■ **PROBLEM REQUIREMENTS**:
Repeat every line of the material, character for character.

·····

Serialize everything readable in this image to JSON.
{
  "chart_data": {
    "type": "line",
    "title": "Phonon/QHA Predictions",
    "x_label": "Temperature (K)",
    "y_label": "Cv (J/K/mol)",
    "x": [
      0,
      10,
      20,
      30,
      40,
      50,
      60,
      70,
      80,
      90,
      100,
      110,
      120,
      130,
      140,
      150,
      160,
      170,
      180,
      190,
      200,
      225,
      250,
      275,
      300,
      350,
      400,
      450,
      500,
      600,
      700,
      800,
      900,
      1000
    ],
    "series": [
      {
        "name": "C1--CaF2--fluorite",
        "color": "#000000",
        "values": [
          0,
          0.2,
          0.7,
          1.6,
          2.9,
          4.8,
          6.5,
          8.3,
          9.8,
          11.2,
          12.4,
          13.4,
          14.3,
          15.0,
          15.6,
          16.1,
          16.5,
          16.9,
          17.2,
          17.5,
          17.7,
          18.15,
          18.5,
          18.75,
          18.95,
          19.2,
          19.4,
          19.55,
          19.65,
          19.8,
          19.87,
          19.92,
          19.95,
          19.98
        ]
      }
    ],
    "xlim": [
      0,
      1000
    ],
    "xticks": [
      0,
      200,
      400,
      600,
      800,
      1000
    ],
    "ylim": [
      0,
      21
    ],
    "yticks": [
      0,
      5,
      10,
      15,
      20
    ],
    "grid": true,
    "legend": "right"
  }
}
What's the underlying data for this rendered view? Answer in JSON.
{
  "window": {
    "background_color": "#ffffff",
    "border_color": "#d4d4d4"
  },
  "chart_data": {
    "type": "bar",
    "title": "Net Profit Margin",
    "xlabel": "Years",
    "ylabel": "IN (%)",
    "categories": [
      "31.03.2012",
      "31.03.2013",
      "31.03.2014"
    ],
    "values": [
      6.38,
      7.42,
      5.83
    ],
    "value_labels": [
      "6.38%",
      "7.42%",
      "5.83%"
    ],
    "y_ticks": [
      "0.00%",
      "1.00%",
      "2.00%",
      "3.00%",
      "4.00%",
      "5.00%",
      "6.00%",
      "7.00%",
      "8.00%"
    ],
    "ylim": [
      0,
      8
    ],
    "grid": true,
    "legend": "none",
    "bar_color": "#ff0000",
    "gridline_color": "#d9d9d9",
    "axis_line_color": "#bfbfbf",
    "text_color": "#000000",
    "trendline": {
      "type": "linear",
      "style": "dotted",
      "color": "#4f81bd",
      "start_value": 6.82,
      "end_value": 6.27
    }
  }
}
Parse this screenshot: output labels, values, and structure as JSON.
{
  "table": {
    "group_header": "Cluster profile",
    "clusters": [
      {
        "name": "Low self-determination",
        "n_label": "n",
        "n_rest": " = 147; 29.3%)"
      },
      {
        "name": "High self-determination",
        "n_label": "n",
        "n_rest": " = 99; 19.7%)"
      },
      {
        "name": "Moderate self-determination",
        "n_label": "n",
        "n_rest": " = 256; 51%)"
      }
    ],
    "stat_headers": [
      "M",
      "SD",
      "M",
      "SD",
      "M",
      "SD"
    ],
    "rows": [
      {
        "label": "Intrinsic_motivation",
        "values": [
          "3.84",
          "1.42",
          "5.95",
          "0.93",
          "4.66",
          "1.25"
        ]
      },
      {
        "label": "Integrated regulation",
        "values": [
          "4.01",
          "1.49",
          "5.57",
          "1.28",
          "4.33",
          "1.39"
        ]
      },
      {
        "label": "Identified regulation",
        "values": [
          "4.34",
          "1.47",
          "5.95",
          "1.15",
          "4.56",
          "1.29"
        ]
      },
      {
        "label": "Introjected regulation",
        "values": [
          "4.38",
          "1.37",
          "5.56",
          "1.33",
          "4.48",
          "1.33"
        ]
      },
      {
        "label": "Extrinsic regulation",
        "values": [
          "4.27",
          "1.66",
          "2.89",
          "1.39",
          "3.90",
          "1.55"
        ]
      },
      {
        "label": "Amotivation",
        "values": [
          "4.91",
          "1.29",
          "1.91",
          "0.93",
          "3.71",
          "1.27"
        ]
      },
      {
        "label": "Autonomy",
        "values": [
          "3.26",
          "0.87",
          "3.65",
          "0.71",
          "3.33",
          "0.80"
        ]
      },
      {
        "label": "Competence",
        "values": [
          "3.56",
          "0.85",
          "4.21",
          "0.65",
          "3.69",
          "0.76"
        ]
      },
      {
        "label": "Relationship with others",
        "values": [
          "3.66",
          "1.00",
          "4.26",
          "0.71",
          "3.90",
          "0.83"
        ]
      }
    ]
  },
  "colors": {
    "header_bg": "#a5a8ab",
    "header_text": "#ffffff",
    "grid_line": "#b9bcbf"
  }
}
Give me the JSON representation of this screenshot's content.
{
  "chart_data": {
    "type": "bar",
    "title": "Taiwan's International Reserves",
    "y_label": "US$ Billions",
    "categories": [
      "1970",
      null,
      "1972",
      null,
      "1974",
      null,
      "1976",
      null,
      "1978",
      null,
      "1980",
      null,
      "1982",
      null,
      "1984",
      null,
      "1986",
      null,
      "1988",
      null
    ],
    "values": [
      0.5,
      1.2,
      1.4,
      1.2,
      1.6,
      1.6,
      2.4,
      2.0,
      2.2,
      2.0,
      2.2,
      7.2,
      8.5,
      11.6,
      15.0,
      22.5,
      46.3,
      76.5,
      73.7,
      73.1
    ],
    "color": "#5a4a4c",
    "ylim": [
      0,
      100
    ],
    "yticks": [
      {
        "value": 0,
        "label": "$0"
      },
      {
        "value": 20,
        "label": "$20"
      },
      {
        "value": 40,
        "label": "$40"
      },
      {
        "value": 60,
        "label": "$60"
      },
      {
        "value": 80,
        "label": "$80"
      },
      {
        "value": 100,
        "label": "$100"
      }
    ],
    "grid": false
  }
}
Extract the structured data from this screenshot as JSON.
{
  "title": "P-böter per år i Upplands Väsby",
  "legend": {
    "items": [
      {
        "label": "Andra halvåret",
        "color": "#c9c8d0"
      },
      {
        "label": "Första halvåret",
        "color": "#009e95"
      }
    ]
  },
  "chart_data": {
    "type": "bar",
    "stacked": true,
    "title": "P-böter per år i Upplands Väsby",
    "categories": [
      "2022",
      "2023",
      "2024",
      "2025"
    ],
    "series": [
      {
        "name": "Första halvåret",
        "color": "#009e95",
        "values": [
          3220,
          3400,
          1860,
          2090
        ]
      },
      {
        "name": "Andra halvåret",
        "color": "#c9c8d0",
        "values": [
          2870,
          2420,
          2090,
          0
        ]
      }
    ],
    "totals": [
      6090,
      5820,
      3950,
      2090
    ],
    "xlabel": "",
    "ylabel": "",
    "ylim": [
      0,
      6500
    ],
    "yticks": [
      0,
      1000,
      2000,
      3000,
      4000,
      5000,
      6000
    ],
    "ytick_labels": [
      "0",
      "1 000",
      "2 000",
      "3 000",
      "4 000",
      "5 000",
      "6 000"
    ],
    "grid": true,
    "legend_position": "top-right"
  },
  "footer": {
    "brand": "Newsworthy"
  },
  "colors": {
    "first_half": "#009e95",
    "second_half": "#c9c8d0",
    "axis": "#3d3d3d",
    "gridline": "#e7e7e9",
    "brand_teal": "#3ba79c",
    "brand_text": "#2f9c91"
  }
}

·····

■ **FULL RESPONSE**:
Serialize everything readable in this image to JSON.
{
  "chart_data": {
    "type": "line",
    "title": "Phonon/QHA Predictions",
    "x_label": "Temperature (K)",
    "y_label": "Cv (J/K/mol)",
    "x": [
      0,
      10,
      20,
      30,
      40,
      50,
      60,
      70,
      80,
      90,
      100,
      110,
      120,
      130,
      140,
      150,
      160,
      170,
      180,
      190,
      200,
      225,
      250,
      275,
      300,
      350,
      400,
      450,
      500,
      600,
      700,
      800,
      900,
      1000
    ],
    "series": [
      {
        "name": "C1--CaF2--fluorite",
        "color": "#000000",
        "values": [
          0,
          0.2,
          0.7,
          1.6,
          2.9,
          4.8,
          6.5,
          8.3,
          9.8,
          11.2,
          12.4,
          13.4,
          14.3,
          15.0,
          15.6,
          16.1,
          16.5,
          16.9,
          17.2,
          17.5,
          17.7,
          18.15,
          18.5,
          18.75,
          18.95,
          19.2,
          19.4,
          19.55,
          19.65,
          19.8,
          19.87,
          19.92,
          19.95,
          19.98
        ]
      }
    ],
    "xlim": [
      0,
      1000
    ],
    "xticks": [
      0,
      200,
      400,
      600,
      800,
      1000
    ],
    "ylim": [
      0,
      21
    ],
    "yticks": [
      0,
      5,
      10,
      15,
      20
    ],
    "grid": true,
    "legend": "right"
  }
}
What's the underlying data for this rendered view? Answer in JSON.
{
  "window": {
    "background_color": "#ffffff",
    "border_color": "#d4d4d4"
  },
  "chart_data": {
    "type": "bar",
    "title": "Net Profit Margin",
    "xlabel": "Years",
    "ylabel": "IN (%)",
    "categories": [
      "31.03.2012",
      "31.03.2013",
      "31.03.2014"
    ],
    "values": [
      6.38,
      7.42,
      5.83
    ],
    "value_labels": [
      "6.38%",
      "7.42%",
      "5.83%"
    ],
    "y_ticks": [
      "0.00%",
      "1.00%",
      "2.00%",
      "3.00%",
      "4.00%",
      "5.00%",
      "6.00%",
      "7.00%",
      "8.00%"
    ],
    "ylim": [
      0,
      8
    ],
    "grid": true,
    "legend": "none",
    "bar_color": "#ff0000",
    "gridline_color": "#d9d9d9",
    "axis_line_color": "#bfbfbf",
    "text_color": "#000000",
    "trendline": {
      "type": "linear",
      "style": "dotted",
      "color": "#4f81bd",
      "start_value": 6.82,
      "end_value": 6.27
    }
  }
}
Parse this screenshot: output labels, values, and structure as JSON.
{
  "table": {
    "group_header": "Cluster profile",
    "clusters": [
      {
        "name": "Low self-determination",
        "n_label": "n",
        "n_rest": " = 147; 29.3%)"
      },
      {
        "name": "High self-determination",
        "n_label": "n",
        "n_rest": " = 99; 19.7%)"
      },
      {
        "name": "Moderate self-determination",
        "n_label": "n",
        "n_rest": " = 256; 51%)"
      }
    ],
    "stat_headers": [
      "M",
      "SD",
      "M",
      "SD",
      "M",
      "SD"
    ],
    "rows": [
      {
        "label": "Intrinsic_motivation",
        "values": [
          "3.84",
          "1.42",
          "5.95",
          "0.93",
          "4.66",
          "1.25"
        ]
      },
      {
        "label": "Integrated regulation",
        "values": [
          "4.01",
          "1.49",
          "5.57",
          "1.28",
          "4.33",
          "1.39"
        ]
      },
      {
        "label": "Identified regulation",
        "values": [
          "4.34",
          "1.47",
          "5.95",
          "1.15",
          "4.56",
          "1.29"
        ]
      },
      {
        "label": "Introjected regulation",
        "values": [
          "4.38",
          "1.37",
          "5.56",
          "1.33",
          "4.48",
          "1.33"
        ]
      },
      {
        "label": "Extrinsic regulation",
        "values": [
          "4.27",
          "1.66",
          "2.89",
          "1.39",
          "3.90",
          "1.55"
        ]
      },
      {
        "label": "Amotivation",
        "values": [
          "4.91",
          "1.29",
          "1.91",
          "0.93",
          "3.71",
          "1.27"
        ]
      },
      {
        "label": "Autonomy",
        "values": [
          "3.26",
          "0.87",
          "3.65",
          "0.71",
          "3.33",
          "0.80"
        ]
      },
      {
        "label": "Competence",
        "values": [
          "3.56",
          "0.85",
          "4.21",
          "0.65",
          "3.69",
          "0.76"
        ]
      },
      {
        "label": "Relationship with others",
        "values": [
          "3.66",
          "1.00",
          "4.26",
          "0.71",
          "3.90",
          "0.83"
        ]
      }
    ]
  },
  "colors": {
    "header_bg": "#a5a8ab",
    "header_text": "#ffffff",
    "grid_line": "#b9bcbf"
  }
}
Give me the JSON representation of this screenshot's content.
{
  "chart_data": {
    "type": "bar",
    "title": "Taiwan's International Reserves",
    "y_label": "US$ Billions",
    "categories": [
      "1970",
      null,
      "1972",
      null,
      "1974",
      null,
      "1976",
      null,
      "1978",
      null,
      "1980",
      null,
      "1982",
      null,
      "1984",
      null,
      "1986",
      null,
      "1988",
      null
    ],
    "values": [
      0.5,
      1.2,
      1.4,
      1.2,
      1.6,
      1.6,
      2.4,
      2.0,
      2.2,
      2.0,
      2.2,
      7.2,
      8.5,
      11.6,
      15.0,
      22.5,
      46.3,
      76.5,
      73.7,
      73.1
    ],
    "color": "#5a4a4c",
    "ylim": [
      0,
      100
    ],
    "yticks": [
      {
        "value": 0,
        "label": "$0"
      },
      {
        "value": 20,
        "label": "$20"
      },
      {
        "value": 40,
        "label": "$40"
      },
      {
        "value": 60,
        "label": "$60"
      },
      {
        "value": 80,
        "label": "$80"
      },
      {
        "value": 100,
        "label": "$100"
      }
    ],
    "grid": false
  }
}
Extract the structured data from this screenshot as JSON.
{
  "title": "P-böter per år i Upplands Väsby",
  "legend": {
    "items": [
      {
        "label": "Andra halvåret",
        "color": "#c9c8d0"
      },
      {
        "label": "Första halvåret",
        "color": "#009e95"
      }
    ]
  },
  "chart_data": {
    "type": "bar",
    "stacked": true,
    "title": "P-böter per år i Upplands Väsby",
    "categories": [
      "2022",
      "2023",
      "2024",
      "2025"
    ],
    "series": [
      {
        "name": "Första halvåret",
        "color": "#009e95",
        "values": [
          3220,
          3400,
          1860,
          2090
        ]
      },
      {
        "name": "Andra halvåret",
        "color": "#c9c8d0",
        "values": [
          2870,
          2420,
          2090,
          0
        ]
      }
    ],
    "totals": [
      6090,
      5820,
      3950,
      2090
    ],
    "xlabel": "",
    "ylabel": "",
    "ylim": [
      0,
      6500
    ],
    "yticks": [
      0,
      1000,
      2000,
      3000,
      4000,
      5000,
      6000
    ],
    "ytick_labels": [
      "0",
      "1 000",
      "2 000",
      "3 000",
      "4 000",
      "5 000",
      "6 000"
    ],
    "grid": true,
    "legend_position": "top-right"
  },
  "footer": {
    "brand": "Newsworthy"
  },
  "colors": {
    "first_half": "#009e95",
    "second_half": "#c9c8d0",
    "axis": "#3d3d3d",
    "gridline": "#e7e7e9",
    "brand_teal": "#3ba79c",
    "brand_text": "#2f9c91"
  }
}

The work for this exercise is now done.